[WRITTEN EXERCISE] Scan the entries below for the word "excluding". Copy each line that has it.
— Begin DATA SUPPLIED —
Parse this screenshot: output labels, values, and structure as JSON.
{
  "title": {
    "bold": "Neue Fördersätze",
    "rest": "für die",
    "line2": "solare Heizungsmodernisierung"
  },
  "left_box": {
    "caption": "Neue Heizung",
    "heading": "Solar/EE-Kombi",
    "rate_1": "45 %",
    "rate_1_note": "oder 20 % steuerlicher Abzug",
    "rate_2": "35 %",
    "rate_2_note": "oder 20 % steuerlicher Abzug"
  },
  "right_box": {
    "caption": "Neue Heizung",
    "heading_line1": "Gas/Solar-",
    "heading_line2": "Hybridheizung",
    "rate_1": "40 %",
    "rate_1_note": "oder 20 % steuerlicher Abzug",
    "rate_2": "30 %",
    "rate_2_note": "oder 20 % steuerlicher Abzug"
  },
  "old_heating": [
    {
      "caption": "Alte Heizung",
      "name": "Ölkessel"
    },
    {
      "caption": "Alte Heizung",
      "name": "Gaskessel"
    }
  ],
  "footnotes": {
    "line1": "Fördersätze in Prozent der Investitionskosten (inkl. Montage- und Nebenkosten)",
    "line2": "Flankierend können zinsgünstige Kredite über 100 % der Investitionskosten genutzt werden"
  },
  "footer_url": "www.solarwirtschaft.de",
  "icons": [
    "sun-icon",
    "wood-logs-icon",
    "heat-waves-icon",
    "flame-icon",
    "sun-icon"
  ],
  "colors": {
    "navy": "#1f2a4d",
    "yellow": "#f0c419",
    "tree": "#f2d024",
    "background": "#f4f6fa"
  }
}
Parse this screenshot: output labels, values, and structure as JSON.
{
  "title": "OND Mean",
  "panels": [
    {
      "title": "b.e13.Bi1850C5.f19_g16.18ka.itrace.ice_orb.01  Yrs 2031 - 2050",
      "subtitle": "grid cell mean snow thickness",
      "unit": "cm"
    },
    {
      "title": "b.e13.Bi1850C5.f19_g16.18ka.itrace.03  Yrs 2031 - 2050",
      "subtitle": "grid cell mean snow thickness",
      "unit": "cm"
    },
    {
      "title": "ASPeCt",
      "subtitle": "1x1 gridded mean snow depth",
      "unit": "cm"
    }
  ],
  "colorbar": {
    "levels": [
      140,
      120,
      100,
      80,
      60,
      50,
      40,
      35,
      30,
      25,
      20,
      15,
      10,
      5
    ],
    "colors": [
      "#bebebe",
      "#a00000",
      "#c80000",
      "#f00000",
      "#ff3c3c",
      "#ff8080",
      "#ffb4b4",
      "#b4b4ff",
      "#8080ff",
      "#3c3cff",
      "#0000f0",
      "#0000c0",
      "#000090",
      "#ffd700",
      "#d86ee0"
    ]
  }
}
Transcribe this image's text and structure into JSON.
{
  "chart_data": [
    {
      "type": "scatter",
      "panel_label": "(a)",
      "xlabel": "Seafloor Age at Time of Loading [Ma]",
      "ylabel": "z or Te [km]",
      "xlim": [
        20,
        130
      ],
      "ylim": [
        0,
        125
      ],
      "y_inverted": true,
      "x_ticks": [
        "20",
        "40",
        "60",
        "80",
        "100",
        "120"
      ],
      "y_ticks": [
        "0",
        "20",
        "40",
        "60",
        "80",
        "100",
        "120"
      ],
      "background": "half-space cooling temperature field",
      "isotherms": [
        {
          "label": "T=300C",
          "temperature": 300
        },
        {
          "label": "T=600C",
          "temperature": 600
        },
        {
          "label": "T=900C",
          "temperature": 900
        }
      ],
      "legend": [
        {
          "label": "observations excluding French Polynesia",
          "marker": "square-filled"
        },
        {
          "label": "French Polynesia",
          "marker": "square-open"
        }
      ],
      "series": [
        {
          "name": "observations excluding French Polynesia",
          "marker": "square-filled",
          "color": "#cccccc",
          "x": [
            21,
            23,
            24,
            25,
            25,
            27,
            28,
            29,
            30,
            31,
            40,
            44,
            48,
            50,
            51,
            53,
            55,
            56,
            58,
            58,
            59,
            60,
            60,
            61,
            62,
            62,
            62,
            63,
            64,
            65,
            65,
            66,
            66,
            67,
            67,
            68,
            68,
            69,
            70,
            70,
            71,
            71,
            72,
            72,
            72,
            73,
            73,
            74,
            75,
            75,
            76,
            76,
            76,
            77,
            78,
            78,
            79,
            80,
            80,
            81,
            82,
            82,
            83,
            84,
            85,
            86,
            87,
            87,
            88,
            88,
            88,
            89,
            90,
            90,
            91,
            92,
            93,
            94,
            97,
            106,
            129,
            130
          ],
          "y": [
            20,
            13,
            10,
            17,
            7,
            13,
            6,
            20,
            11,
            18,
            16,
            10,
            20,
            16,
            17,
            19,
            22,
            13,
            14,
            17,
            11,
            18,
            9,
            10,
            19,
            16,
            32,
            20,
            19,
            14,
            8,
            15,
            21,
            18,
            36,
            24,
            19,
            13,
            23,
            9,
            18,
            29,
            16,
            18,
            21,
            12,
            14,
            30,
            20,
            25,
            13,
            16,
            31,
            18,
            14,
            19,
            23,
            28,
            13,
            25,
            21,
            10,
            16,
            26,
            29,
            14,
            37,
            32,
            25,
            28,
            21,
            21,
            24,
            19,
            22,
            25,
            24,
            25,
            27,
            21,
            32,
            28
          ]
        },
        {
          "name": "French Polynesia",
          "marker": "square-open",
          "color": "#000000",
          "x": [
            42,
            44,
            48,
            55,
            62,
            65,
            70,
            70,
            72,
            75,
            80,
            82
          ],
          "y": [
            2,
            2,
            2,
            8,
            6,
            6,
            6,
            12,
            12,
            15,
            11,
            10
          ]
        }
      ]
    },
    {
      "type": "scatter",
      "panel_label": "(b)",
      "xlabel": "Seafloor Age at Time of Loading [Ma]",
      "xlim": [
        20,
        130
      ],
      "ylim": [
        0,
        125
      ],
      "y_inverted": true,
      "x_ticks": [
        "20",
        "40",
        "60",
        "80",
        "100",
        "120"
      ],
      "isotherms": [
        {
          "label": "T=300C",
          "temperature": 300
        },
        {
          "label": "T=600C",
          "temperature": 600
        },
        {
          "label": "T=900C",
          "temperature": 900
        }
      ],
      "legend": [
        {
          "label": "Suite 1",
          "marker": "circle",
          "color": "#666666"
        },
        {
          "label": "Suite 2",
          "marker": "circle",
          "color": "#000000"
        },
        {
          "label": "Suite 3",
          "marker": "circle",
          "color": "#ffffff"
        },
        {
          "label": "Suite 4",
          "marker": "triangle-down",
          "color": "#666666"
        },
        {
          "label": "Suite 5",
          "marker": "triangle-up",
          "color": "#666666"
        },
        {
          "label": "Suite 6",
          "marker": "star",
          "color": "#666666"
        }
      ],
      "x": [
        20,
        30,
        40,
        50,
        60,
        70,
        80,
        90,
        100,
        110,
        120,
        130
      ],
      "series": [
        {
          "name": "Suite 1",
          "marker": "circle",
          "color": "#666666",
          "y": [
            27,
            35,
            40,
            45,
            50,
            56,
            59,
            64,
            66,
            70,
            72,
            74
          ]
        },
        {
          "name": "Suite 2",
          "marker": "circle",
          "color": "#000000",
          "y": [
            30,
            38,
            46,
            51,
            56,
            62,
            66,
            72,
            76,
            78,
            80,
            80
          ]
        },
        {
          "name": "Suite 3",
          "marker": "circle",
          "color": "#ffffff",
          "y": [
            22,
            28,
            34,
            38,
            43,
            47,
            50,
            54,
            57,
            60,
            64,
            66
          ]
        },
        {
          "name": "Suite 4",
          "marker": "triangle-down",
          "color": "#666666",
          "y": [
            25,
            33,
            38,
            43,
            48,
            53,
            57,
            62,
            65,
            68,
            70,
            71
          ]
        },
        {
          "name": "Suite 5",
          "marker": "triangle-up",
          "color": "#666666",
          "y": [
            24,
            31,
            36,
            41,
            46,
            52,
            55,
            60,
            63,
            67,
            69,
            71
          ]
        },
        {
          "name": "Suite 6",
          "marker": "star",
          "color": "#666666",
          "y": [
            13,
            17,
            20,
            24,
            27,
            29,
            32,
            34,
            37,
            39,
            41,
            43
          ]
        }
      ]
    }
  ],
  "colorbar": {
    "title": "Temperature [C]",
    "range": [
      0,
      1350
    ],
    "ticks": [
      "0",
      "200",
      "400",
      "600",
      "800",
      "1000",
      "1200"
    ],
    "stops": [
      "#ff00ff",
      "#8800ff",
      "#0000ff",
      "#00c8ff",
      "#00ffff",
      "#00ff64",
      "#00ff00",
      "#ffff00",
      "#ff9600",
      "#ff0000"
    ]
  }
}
— End DATA SUPPLIED —
[EXERCISE OUTPUT]
          "label": "observations excluding French Polynesia",
          "name": "observations excluding French Polynesia",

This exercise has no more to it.